START Working data

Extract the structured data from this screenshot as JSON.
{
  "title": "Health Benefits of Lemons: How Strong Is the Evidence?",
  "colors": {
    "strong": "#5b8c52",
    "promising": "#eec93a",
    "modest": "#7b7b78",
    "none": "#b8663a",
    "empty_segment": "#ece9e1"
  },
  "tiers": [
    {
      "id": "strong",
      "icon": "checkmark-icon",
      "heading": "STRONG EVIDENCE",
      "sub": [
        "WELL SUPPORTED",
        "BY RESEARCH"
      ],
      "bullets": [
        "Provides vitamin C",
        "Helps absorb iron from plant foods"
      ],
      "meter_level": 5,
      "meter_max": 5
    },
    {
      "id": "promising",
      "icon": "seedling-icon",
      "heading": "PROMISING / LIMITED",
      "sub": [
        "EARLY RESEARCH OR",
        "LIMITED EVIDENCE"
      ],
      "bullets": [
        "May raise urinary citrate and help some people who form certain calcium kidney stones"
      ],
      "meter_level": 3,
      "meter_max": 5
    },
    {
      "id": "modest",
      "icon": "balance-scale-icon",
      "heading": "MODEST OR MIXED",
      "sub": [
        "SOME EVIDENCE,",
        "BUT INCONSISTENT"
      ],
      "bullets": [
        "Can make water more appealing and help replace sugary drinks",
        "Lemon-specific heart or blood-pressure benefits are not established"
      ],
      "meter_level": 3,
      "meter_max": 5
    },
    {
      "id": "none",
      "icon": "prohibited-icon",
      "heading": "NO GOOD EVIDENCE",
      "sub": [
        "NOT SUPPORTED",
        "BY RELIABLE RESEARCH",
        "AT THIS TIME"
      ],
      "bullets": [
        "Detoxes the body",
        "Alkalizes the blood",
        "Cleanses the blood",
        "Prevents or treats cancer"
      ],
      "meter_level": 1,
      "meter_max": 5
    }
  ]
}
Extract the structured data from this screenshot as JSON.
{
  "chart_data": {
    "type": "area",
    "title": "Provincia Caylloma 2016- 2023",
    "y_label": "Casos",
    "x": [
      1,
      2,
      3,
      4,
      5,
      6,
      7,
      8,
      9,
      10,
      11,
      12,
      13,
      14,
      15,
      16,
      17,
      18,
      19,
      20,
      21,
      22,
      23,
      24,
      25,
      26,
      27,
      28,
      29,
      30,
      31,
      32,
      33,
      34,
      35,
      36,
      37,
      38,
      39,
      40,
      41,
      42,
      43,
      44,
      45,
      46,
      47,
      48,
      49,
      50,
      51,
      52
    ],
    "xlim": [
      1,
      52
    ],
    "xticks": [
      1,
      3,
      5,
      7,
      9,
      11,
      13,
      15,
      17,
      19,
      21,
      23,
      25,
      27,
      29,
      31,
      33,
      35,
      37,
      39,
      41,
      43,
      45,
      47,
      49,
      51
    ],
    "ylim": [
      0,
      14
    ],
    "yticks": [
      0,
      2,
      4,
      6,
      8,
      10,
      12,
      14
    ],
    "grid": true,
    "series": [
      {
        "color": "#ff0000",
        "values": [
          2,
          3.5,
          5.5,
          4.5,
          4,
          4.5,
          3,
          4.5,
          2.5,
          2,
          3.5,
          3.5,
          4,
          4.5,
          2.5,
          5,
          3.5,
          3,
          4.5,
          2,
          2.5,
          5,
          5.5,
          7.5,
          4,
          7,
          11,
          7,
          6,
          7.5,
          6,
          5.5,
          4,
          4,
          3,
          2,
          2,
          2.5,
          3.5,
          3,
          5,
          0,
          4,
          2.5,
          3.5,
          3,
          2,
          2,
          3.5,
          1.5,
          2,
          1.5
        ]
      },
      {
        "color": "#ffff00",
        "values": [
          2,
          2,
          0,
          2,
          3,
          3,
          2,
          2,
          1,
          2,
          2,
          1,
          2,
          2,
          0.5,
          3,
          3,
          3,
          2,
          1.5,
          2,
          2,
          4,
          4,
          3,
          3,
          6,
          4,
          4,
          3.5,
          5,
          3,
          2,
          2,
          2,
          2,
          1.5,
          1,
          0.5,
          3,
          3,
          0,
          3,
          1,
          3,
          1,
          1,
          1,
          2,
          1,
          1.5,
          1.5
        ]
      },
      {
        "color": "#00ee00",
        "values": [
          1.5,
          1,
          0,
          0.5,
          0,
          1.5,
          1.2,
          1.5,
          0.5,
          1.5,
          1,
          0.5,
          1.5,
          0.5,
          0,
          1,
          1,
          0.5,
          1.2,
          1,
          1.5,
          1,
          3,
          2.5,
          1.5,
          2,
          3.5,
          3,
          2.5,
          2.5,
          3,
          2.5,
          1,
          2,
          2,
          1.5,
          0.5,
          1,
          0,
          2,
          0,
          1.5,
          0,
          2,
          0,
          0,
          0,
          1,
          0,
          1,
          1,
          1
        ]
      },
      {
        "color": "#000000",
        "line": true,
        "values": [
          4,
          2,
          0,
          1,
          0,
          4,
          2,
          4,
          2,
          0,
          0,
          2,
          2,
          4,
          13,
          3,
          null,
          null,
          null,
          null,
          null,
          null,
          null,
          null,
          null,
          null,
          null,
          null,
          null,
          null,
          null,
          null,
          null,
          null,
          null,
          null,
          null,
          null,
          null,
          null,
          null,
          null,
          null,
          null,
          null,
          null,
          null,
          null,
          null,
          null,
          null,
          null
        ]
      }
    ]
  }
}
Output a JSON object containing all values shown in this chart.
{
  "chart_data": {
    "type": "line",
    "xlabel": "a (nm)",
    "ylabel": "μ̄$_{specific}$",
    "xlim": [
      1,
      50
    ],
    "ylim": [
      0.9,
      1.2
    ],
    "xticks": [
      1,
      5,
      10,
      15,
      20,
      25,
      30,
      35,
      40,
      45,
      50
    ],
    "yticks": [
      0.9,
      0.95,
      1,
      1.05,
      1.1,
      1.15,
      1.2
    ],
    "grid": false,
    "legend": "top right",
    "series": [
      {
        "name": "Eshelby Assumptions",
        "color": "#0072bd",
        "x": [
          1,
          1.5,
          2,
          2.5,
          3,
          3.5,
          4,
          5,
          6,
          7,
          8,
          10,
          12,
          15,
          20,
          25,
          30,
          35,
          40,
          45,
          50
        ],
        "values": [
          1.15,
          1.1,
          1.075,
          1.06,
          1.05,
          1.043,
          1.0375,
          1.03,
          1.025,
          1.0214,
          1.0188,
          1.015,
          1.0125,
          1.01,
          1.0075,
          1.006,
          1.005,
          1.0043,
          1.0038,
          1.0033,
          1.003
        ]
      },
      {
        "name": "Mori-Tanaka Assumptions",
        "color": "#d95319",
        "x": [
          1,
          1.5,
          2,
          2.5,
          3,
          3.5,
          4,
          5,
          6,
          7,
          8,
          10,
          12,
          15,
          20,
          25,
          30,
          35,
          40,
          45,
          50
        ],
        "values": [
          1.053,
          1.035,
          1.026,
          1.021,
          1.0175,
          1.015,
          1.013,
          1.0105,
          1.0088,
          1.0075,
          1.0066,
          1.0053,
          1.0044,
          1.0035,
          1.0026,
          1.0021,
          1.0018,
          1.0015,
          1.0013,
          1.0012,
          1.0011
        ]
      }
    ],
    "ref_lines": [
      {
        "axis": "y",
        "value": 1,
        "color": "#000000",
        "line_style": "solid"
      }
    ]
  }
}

END Working data

**What this task involves**
Copy out each record exactly as given, omitting none.

**Exercise response**
Extract the structured data from this screenshot as JSON.
{
  "title": "Health Benefits of Lemons: How Strong Is the Evidence?",
  "colors": {
    "strong": "#5b8c52",
    "promising": "#eec93a",
    "modest": "#7b7b78",
    "none": "#b8663a",
    "empty_segment": "#ece9e1"
  },
  "tiers": [
    {
      "id": "strong",
      "icon": "checkmark-icon",
      "heading": "STRONG EVIDENCE",
      "sub": [
        "WELL SUPPORTED",
        "BY RESEARCH"
      ],
      "bullets": [
        "Provides vitamin C",
        "Helps absorb iron from plant foods"
      ],
      "meter_level": 5,
      "meter_max": 5
    },
    {
      "id": "promising",
      "icon": "seedling-icon",
      "heading": "PROMISING / LIMITED",
      "sub": [
        "EARLY RESEARCH OR",
        "LIMITED EVIDENCE"
      ],
      "bullets": [
        "May raise urinary citrate and help some people who form certain calcium kidney stones"
      ],
      "meter_level": 3,
      "meter_max": 5
    },
    {
      "id": "modest",
      "icon": "balance-scale-icon",
      "heading": "MODEST OR MIXED",
      "sub": [
        "SOME EVIDENCE,",
        "BUT INCONSISTENT"
      ],
      "bullets": [
        "Can make water more appealing and help replace sugary drinks",
        "Lemon-specific heart or blood-pressure benefits are not established"
      ],
      "meter_level": 3,
      "meter_max": 5
    },
    {
      "id": "none",
      "icon": "prohibited-icon",
      "heading": "NO GOOD EVIDENCE",
      "sub": [
        "NOT SUPPORTED",
        "BY RELIABLE RESEARCH",
        "AT THIS TIME"
      ],
      "bullets": [
        "Detoxes the body",
        "Alkalizes the blood",
        "Cleanses the blood",
        "Prevents or treats cancer"
      ],
      "meter_level": 1,
      "meter_max": 5
    }
  ]
}
Extract the structured data from this screenshot as JSON.
{
  "chart_data": {
    "type": "area",
    "title": "Provincia Caylloma 2016- 2023",
    "y_label": "Casos",
    "x": [
      1,
      2,
      3,
      4,
      5,
      6,
      7,
      8,
      9,
      10,
      11,
      12,
      13,
      14,
      15,
      16,
      17,
      18,
      19,
      20,
      21,
      22,
      23,
      24,
      25,
      26,
      27,
      28,
      29,
      30,
      31,
      32,
      33,
      34,
      35,
      36,
      37,
      38,
      39,
      40,
      41,
      42,
      43,
      44,
      45,
      46,
      47,
      48,
      49,
      50,
      51,
      52
    ],
    "xlim": [
      1,
      52
    ],
    "xticks": [
      1,
      3,
      5,
      7,
      9,
      11,
      13,
      15,
      17,
      19,
      21,
      23,
      25,
      27,
      29,
      31,
      33,
      35,
      37,
      39,
      41,
      43,
      45,
      47,
      49,
      51
    ],
    "ylim": [
      0,
      14
    ],
    "yticks": [
      0,
      2,
      4,
      6,
      8,
      10,
      12,
      14
    ],
    "grid": true,
    "series": [
      {
        "color": "#ff0000",
        "values": [
          2,
          3.5,
          5.5,
          4.5,
          4,
          4.5,
          3,
          4.5,
          2.5,
          2,
          3.5,
          3.5,
          4,
          4.5,
          2.5,
          5,
          3.5,
          3,
          4.5,
          2,
          2.5,
          5,
          5.5,
          7.5,
          4,
          7,
          11,
          7,
          6,
          7.5,
          6,
          5.5,
          4,
          4,
          3,
          2,
          2,
          2.5,
          3.5,
          3,
          5,
          0,
          4,
          2.5,
          3.5,
          3,
          2,
          2,
          3.5,
          1.5,
          2,
          1.5
        ]
      },
      {
        "color": "#ffff00",
        "values": [
          2,
          2,
          0,
          2,
          3,
          3,
          2,
          2,
          1,
          2,
          2,
          1,
          2,
          2,
          0.5,
          3,
          3,
          3,
          2,
          1.5,
          2,
          2,
          4,
          4,
          3,
          3,
          6,
          4,
          4,
          3.5,
          5,
          3,
          2,
          2,
          2,
          2,
          1.5,
          1,
          0.5,
          3,
          3,
          0,
          3,
          1,
          3,
          1,
          1,
          1,
          2,
          1,
          1.5,
          1.5
        ]
      },
      {
        "color": "#00ee00",
        "values": [
          1.5,
          1,
          0,
          0.5,
          0,
          1.5,
          1.2,
          1.5,
          0.5,
          1.5,
          1,
          0.5,
          1.5,
          0.5,
          0,
          1,
          1,
          0.5,
          1.2,
          1,
          1.5,
          1,
          3,
          2.5,
          1.5,
          2,
          3.5,
          3,
          2.5,
          2.5,
          3,
          2.5,
          1,
          2,
          2,
          1.5,
          0.5,
          1,
          0,
          2,
          0,
          1.5,
          0,
          2,
          0,
          0,
          0,
          1,
          0,
          1,
          1,
          1
        ]
      },
      {
        "color": "#000000",
        "line": true,
        "values": [
          4,
          2,
          0,
          1,
          0,
          4,
          2,
          4,
          2,
          0,
          0,
          2,
          2,
          4,
          13,
          3,
          null,
          null,
          null,
          null,
          null,
          null,
          null,
          null,
          null,
          null,
          null,
          null,
          null,
          null,
          null,
          null,
          null,
          null,
          null,
          null,
          null,
          null,
          null,
          null,
          null,
          null,
          null,
          null,
          null,
          null,
          null,
          null,
          null,
          null,
          null,
          null
        ]
      }
    ]
  }
}
Output a JSON object containing all values shown in this chart.
{
  "chart_data": {
    "type": "line",
    "xlabel": "a (nm)",
    "ylabel": "μ̄$_{specific}$",
    "xlim": [
      1,
      50
    ],
    "ylim": [
      0.9,
      1.2
    ],
    "xticks": [
      1,
      5,
      10,
      15,
      20,
      25,
      30,
      35,
      40,
      45,
      50
    ],
    "yticks": [
      0.9,
      0.95,
      1,
      1.05,
      1.1,
      1.15,
      1.2
    ],
    "grid": false,
    "legend": "top right",
    "series": [
      {
        "name": "Eshelby Assumptions",
        "color": "#0072bd",
        "x": [
          1,
          1.5,
          2,
          2.5,
          3,
          3.5,
          4,
          5,
          6,
          7,
          8,
          10,
          12,
          15,
          20,
          25,
          30,
          35,
          40,
          45,
          50
        ],
        "values": [
          1.15,
          1.1,
          1.075,
          1.06,
          1.05,
          1.043,
          1.0375,
          1.03,
          1.025,
          1.0214,
          1.0188,
          1.015,
          1.0125,
          1.01,
          1.0075,
          1.006,
          1.005,
          1.0043,
          1.0038,
          1.0033,
          1.003
        ]
      },
      {
        "name": "Mori-Tanaka Assumptions",
        "color": "#d95319",
        "x": [
          1,
          1.5,
          2,
          2.5,
          3,
          3.5,
          4,
          5,
          6,
          7,
          8,
          10,
          12,
          15,
          20,
          25,
          30,
          35,
          40,
          45,
          50
        ],
        "values": [
          1.053,
          1.035,
          1.026,
          1.021,
          1.0175,
          1.015,
          1.013,
          1.0105,
          1.0088,
          1.0075,
          1.0066,
          1.0053,
          1.0044,
          1.0035,
          1.0026,
          1.0021,
          1.0018,
          1.0015,
          1.0013,
          1.0012,
          1.0011
        ]
      }
    ],
    "ref_lines": [
      {
        "axis": "y",
        "value": 1,
        "color": "#000000",
        "line_style": "solid"
      }
    ]
  }
}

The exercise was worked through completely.